Data for this task:
···

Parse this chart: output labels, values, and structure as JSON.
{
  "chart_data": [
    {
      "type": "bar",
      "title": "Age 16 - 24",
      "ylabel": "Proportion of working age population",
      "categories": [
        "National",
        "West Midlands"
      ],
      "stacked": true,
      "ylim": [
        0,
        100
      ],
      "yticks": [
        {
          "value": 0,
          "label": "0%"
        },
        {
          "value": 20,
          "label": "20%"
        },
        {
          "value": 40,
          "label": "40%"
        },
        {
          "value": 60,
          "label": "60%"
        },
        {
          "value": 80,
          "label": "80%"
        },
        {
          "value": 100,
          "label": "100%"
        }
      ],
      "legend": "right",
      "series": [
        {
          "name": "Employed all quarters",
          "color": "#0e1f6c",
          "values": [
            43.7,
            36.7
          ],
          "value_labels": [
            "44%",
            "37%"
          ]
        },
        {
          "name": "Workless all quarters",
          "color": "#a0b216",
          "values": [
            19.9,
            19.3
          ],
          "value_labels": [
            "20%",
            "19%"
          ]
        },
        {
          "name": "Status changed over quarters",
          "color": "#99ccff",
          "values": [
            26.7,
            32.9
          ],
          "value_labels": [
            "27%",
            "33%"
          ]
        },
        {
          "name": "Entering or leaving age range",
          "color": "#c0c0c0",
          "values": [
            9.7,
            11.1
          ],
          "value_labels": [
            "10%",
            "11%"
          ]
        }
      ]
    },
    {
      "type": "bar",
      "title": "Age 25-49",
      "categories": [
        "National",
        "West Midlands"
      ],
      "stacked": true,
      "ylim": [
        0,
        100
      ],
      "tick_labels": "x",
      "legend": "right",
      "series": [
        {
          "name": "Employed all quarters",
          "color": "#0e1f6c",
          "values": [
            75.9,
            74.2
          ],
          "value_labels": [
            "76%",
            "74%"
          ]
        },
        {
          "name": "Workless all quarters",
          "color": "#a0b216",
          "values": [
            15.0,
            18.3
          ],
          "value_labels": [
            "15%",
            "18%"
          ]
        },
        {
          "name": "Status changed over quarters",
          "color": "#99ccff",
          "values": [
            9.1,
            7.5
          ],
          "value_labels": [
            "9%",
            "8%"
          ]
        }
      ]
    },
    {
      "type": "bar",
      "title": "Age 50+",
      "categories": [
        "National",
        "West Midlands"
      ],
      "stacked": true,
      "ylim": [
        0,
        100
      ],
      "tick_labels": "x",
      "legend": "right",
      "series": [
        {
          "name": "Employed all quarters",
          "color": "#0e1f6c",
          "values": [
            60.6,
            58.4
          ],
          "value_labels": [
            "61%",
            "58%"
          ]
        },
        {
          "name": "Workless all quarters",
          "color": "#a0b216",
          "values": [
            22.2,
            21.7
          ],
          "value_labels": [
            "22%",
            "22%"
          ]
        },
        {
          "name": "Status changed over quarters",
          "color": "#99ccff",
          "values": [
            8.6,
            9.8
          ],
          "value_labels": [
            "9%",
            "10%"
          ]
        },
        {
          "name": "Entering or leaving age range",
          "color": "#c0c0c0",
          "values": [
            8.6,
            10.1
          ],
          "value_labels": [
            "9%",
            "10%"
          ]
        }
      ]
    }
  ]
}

···

Task details:
Reproduce the data in its entirety, matching each character.

Right answer:
Parse this chart: output labels, values, and structure as JSON.
{
  "chart_data": [
    {
      "type": "bar",
      "title": "Age 16 - 24",
      "ylabel": "Proportion of working age population",
      "categories": [
        "National",
        "West Midlands"
      ],
      "stacked": true,
      "ylim": [
        0,
        100
      ],
      "yticks": [
        {
          "value": 0,
          "label": "0%"
        },
        {
          "value": 20,
          "label": "20%"
        },
        {
          "value": 40,
          "label": "40%"
        },
        {
          "value": 60,
          "label": "60%"
        },
        {
          "value": 80,
          "label": "80%"
        },
        {
          "value": 100,
          "label": "100%"
        }
      ],
      "legend": "right",
      "series": [
        {
          "name": "Employed all quarters",
          "color": "#0e1f6c",
          "values": [
            43.7,
            36.7
          ],
          "value_labels": [
            "44%",
            "37%"
          ]
        },
        {
          "name": "Workless all quarters",
          "color": "#a0b216",
          "values": [
            19.9,
            19.3
          ],
          "value_labels": [
            "20%",
            "19%"
          ]
        },
        {
          "name": "Status changed over quarters",
          "color": "#99ccff",
          "values": [
            26.7,
            32.9
          ],
          "value_labels": [
            "27%",
            "33%"
          ]
        },
        {
          "name": "Entering or leaving age range",
          "color": "#c0c0c0",
          "values": [
            9.7,
            11.1
          ],
          "value_labels": [
            "10%",
            "11%"
          ]
        }
      ]
    },
    {
      "type": "bar",
      "title": "Age 25-49",
      "categories": [
        "National",
        "West Midlands"
      ],
      "stacked": true,
      "ylim": [
        0,
        100
      ],
      "tick_labels": "x",
      "legend": "right",
      "series": [
        {
          "name": "Employed all quarters",
          "color": "#0e1f6c",
          "values": [
            75.9,
            74.2
          ],
          "value_labels": [
            "76%",
            "74%"
          ]
        },
        {
          "name": "Workless all quarters",
          "color": "#a0b216",
          "values": [
            15.0,
            18.3
          ],
          "value_labels": [
            "15%",
            "18%"
          ]
        },
        {
          "name": "Status changed over quarters",
          "color": "#99ccff",
          "values": [
            9.1,
            7.5
          ],
          "value_labels": [
            "9%",
            "8%"
          ]
        }
      ]
    },
    {
      "type": "bar",
      "title": "Age 50+",
      "categories": [
        "National",
        "West Midlands"
      ],
      "stacked": true,
      "ylim": [
        0,
        100
      ],
      "tick_labels": "x",
      "legend": "right",
      "series": [
        {
          "name": "Employed all quarters",
          "color": "#0e1f6c",
          "values": [
            60.6,
            58.4
          ],
          "value_labels": [
            "61%",
            "58%"
          ]
        },
        {
          "name": "Workless all quarters",
          "color": "#a0b216",
          "values": [
            22.2,
            21.7
          ],
          "value_labels": [
            "22%",
            "22%"
          ]
        },
        {
          "name": "Status changed over quarters",
          "color": "#99ccff",
          "values": [
            8.6,
            9.8
          ],
          "value_labels": [
            "9%",
            "10%"
          ]
        },
        {
          "name": "Entering or leaving age range",
          "color": "#c0c0c0",
          "values": [
            8.6,
            10.1
          ],
          "value_labels": [
            "9%",
            "10%"
          ]
        }
      ]
    }
  ]
}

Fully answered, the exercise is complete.